■ Given data ■
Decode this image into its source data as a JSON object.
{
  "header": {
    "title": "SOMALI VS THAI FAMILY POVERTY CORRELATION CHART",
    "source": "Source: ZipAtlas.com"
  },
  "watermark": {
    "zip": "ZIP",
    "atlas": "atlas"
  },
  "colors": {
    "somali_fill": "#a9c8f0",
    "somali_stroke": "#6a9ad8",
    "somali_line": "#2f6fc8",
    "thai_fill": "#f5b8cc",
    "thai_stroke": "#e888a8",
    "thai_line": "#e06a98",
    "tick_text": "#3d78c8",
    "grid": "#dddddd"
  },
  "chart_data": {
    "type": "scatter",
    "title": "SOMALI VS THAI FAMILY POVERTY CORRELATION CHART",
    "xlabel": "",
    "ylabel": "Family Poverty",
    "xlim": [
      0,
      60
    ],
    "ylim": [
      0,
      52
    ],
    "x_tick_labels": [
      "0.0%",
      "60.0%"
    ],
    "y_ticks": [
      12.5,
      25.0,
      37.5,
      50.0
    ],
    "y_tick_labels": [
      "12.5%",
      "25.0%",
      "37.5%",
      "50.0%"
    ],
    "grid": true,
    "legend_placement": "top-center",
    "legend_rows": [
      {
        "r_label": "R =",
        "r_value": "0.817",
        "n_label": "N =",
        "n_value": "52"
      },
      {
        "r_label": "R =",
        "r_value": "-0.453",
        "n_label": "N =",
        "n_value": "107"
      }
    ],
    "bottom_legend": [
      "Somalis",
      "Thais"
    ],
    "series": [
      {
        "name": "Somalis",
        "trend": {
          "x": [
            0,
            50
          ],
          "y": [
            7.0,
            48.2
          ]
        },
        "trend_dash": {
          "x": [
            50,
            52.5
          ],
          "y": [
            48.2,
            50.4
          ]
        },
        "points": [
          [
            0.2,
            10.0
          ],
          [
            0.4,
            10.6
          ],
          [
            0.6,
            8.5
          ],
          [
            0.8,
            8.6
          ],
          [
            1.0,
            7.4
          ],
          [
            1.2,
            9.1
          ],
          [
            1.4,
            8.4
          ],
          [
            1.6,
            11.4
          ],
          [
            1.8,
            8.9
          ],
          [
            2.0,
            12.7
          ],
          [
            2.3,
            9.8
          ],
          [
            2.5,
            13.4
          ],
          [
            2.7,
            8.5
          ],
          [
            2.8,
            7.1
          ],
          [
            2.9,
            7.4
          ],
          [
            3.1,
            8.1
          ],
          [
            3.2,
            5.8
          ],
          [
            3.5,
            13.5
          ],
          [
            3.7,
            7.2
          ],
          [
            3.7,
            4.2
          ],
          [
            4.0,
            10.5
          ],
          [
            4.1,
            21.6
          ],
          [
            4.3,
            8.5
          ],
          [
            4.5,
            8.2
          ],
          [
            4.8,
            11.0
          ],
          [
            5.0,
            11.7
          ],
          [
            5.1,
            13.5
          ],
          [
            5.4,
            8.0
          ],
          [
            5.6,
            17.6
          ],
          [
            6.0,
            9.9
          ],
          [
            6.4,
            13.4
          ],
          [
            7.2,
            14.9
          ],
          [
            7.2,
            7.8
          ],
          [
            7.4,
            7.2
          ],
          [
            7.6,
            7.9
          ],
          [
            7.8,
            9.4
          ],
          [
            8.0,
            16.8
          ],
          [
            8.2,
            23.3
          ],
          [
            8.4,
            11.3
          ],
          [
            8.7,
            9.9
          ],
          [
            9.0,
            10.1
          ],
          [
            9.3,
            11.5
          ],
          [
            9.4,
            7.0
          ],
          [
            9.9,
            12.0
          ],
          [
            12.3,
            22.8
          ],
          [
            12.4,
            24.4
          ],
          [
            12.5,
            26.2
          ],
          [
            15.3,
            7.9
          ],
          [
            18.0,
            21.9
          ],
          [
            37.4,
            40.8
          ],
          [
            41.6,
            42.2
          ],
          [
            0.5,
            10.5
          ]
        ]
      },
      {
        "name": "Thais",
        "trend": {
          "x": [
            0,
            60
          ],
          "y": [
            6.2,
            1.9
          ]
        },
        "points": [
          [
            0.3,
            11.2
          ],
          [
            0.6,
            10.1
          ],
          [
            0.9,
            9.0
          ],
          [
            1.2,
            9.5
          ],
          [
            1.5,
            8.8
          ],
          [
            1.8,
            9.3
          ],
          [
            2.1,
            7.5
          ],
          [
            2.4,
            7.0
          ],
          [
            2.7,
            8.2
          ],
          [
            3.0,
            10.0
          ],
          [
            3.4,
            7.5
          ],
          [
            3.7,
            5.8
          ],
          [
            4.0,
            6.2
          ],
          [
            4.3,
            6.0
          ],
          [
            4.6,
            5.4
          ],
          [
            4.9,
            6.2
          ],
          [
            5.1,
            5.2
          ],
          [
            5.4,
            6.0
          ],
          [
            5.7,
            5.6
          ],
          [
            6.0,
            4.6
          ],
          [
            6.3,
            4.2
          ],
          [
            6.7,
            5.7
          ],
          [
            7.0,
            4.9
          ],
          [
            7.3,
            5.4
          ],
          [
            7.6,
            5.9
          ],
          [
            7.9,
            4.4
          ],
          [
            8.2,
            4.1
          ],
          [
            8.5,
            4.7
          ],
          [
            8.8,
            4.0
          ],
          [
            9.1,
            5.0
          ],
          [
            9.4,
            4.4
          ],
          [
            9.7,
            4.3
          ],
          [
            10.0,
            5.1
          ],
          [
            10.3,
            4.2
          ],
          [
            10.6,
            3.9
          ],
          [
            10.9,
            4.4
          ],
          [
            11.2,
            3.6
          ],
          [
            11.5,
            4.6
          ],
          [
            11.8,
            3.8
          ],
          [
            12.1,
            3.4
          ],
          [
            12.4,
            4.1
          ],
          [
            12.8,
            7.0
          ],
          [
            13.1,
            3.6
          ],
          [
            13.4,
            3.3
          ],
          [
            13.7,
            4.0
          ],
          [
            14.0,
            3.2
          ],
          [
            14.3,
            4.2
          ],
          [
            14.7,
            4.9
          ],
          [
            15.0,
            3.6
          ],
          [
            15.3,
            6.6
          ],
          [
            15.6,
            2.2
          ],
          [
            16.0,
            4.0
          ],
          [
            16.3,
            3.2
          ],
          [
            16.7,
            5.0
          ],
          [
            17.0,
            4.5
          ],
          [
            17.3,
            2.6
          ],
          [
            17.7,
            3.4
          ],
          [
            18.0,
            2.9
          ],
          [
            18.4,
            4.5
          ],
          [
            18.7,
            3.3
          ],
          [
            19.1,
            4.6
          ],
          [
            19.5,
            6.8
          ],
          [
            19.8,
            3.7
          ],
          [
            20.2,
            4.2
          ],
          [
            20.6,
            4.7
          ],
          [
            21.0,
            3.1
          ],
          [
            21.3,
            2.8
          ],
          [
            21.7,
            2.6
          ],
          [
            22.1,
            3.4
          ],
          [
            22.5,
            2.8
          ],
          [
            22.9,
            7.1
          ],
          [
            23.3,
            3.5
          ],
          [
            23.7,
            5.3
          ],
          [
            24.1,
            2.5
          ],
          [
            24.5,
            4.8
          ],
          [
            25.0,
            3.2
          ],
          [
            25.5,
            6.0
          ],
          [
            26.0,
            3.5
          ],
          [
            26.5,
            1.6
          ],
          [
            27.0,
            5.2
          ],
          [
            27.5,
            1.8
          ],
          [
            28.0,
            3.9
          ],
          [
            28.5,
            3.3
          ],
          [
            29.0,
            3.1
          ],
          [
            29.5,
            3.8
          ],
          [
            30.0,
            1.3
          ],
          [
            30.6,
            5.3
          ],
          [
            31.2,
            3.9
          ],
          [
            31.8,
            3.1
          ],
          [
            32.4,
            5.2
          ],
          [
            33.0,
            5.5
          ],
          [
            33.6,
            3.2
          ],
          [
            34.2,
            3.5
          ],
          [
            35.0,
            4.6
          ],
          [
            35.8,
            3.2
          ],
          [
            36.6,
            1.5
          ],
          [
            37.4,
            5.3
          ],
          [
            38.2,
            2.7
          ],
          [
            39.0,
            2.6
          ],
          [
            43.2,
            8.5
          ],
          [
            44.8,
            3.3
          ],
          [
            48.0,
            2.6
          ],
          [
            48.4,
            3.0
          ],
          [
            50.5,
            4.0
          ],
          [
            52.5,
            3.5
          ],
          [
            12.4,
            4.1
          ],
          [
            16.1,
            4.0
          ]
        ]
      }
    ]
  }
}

■ Your instructions ■
Say how many lines in the records hold "source", with the number as the whole reply.

■ Solution to the problem ■
2